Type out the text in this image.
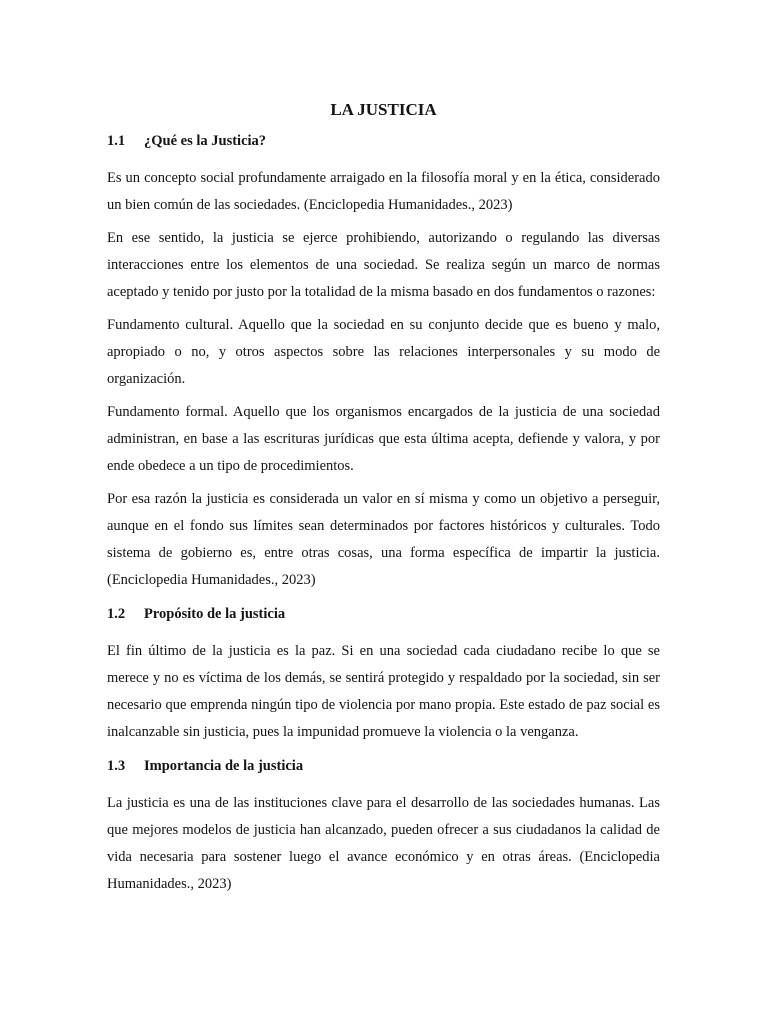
LA JUSTICIA
1.1	¿Qué es la Justicia?

Es un concepto social profundamente arraigado en la filosofía moral y en la ética, considerado un bien común de las sociedades. (Enciclopedia Humanidades., 2023)

En ese sentido, la justicia se ejerce prohibiendo, autorizando o regulando las diversas interacciones entre los elementos de una sociedad. Se realiza según un marco de normas aceptado y tenido por justo por la totalidad de la misma basado en dos fundamentos o razones:

Fundamento cultural. Aquello que la sociedad en su conjunto decide que es bueno y malo, apropiado o no, y otros aspectos sobre las relaciones interpersonales y su modo de organización.

Fundamento formal. Aquello que los organismos encargados de la justicia de una sociedad administran, en base a las escrituras jurídicas que esta última acepta, defiende y valora, y por ende obedece a un tipo de procedimientos.

Por esa razón la justicia es considerada un valor en sí misma y como un objetivo a perseguir, aunque en el fondo sus límites sean determinados por factores históricos y culturales. Todo sistema de gobierno es, entre otras cosas, una forma específica de impartir la justicia. (Enciclopedia Humanidades., 2023)

1.2	Propósito de la justicia

El fin último de la justicia es la paz. Si en una sociedad cada ciudadano recibe lo que se merece y no es víctima de los demás, se sentirá protegido y respaldado por la sociedad, sin ser necesario que emprenda ningún tipo de violencia por mano propia. Este estado de paz social es inalcanzable sin justicia, pues la impunidad promueve la violencia o la venganza.

1.3	Importancia de la justicia

La justicia es una de las instituciones clave para el desarrollo de las sociedades humanas. Las que mejores modelos de justicia han alcanzado, pueden ofrecer a sus ciudadanos la calidad de vida necesaria para sostener luego el avance económico y en otras áreas. (Enciclopedia Humanidades., 2023)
--*--
- **What you have to do**
With the pictures omitted, reproduce the records in full and exactly.

- **Full answer**
Type out the text in this image.
LA JUSTICIA
1.1	¿Qué es la Justicia?

Es un concepto social profundamente arraigado en la filosofía moral y en la ética, considerado un bien común de las sociedades. (Enciclopedia Humanidades., 2023)

En ese sentido, la justicia se ejerce prohibiendo, autorizando o regulando las diversas interacciones entre los elementos de una sociedad. Se realiza según un marco de normas aceptado y tenido por justo por la totalidad de la misma basado en dos fundamentos o razones:

Fundamento cultural. Aquello que la sociedad en su conjunto decide que es bueno y malo, apropiado o no, y otros aspectos sobre las relaciones interpersonales y su modo de organización.

Fundamento formal. Aquello que los organismos encargados de la justicia de una sociedad administran, en base a las escrituras jurídicas que esta última acepta, defiende y valora, y por ende obedece a un tipo de procedimientos.

Por esa razón la justicia es considerada un valor en sí misma y como un objetivo a perseguir, aunque en el fondo sus límites sean determinados por factores históricos y culturales. Todo sistema de gobierno es, entre otras cosas, una forma específica de impartir la justicia. (Enciclopedia Humanidades., 2023)

1.2	Propósito de la justicia

El fin último de la justicia es la paz. Si en una sociedad cada ciudadano recibe lo que se merece y no es víctima de los demás, se sentirá protegido y respaldado por la sociedad, sin ser necesario que emprenda ningún tipo de violencia por mano propia. Este estado de paz social es inalcanzable sin justicia, pues la impunidad promueve la violencia o la venganza.

1.3	Importancia de la justicia

La justicia es una de las instituciones clave para el desarrollo de las sociedades humanas. Las que mejores modelos de justicia han alcanzado, pueden ofrecer a sus ciudadanos la calidad de vida necesaria para sostener luego el avance económico y en otras áreas. (Enciclopedia Humanidades., 2023)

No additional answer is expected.